Texto fuente:
·····

Corea del Norte, Irán, Rusia, Venezuela son solo algunos de los países que actualmente están sometidos a sanciones impuestas por diferentes organismos internacionales o países. En cualquiera de sus diversas formas, las sanciones arrastran desde hace tiempo una pésima imagen al considerar, en términos generales, que no solo no logran resultados sino que, además, aun con el argumento de proteger a los débiles terminan por causar mucho más sufrimiento a la población civil que a los responsables políticos y económicos a los que, en principio, van dirigidas. Sin embargo, a pesar de esa generalizada opinión negativa, es un hecho que se recurre cada vez más a ellas.

Por una parte, eso puede significar simplemente que —ante la considerable dificultad para lograr un consenso sobre la conveniencia o la necesidad de aplicar la fuerza, y la consiguiente voluntad política para implementar sobre el terreno lo que se apruebe en un texto más o menos rotundo— se prefiere rebajar el nivel de ambición y optar por cualquiera de las modalidades de sanciones existentes en el intento por resolver una situación que atenta contra la paz y la seguridad internacional.

Por otra, también puede entenderse como el resultado de un creciente convencimiento de que, bien definidas e implementadas, pueden ser un buen instrumento en el amplio abanico de medios con los que se cuenta para resolver los problemas que pueda plantear un Estado que rompa las reglas de juego internacionales, un grupo no estatal o individuos implicados en violaciones sistemáticas de los derechos humanos, en actividades terroristas o en comercios ilícitos.

·····

Consigna 1:
¿Qué países cita el texto sobre las sanciones internacionales como sometidos actualmente a sanciones?
Consigna 2:
Prolonga el texto sobre las sanciones internacionales a partir de su último párrafo.
El listado constituye un material aparte, sin relación con el texto fuente.

Datos proporcionados:
·····

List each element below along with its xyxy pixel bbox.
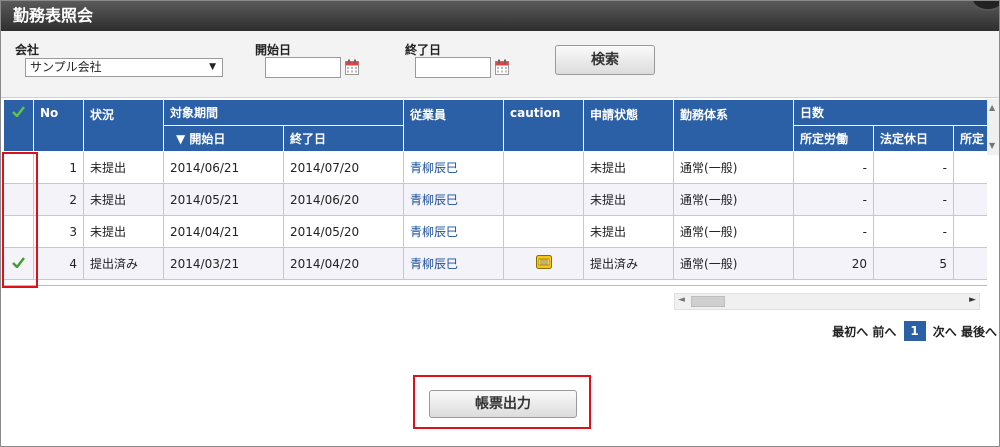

·····

Respuesta 1:
Corea del Norte, Irán, Rusia y Venezuela.

Respuesta 2:
Pero también cabe suponer que ese inicial juicio crítico responde a que quizás no se están midiendo bien sus resultados, demasiado lastrados por el escaso balance cosechado con las que se aprobaron hasta la segunda mitad de los años noventa del pasado siglo.

Redefinición de las sanciones: ¿menos efectos colaterales indeseados?

Así, cabe recordar que en una primera y larga etapa las sanciones se reducían prácticamente a la imposición de embargos contra determinados países (sirvan los casos de Rodesia —por parte del Consejo de Seguridad de la ONU— y Cuba —por parte de Estados Unidos— como ejemplos clásicos). De hecho, el bloqueo estructural del propio Consejo de Seguridad, derivado fundamentalmente de las tensiones entre Moscú y Washington, y la mayor inclinación al uso de la fuerza en la época de confrontación bipolar hicieron que en aquellos más de cuarenta años apenas en dos ocasiones se llegó a adoptar ese tipo de decisiones (Rodesia, en 1966, y Sudáfrica, en 1977). Se trataba de sanciones indiscriminadas, a las que también recurría ocasionalmente la Comunidad Económica Europea y, más frecuentemente, países como Estados Unidos, que acababan provocando muchos mayores sufrimientos en la población que en los gobernantes cuyo comportamiento se pretendía cambiar (sin lograrlo en la inmensa mayoría de las ocasiones).

Pero hay que reconocer que desde aquella época se ha producido un giro considerable, tanto en las modalidades empleadas como en los objetivos perseguidos, sin que nada de eso signifique que se ha logrado cosechar un éxito total o que se haya evitado completamente los efectos colaterales indeseados que castigan desproporcionadamente a la población civil.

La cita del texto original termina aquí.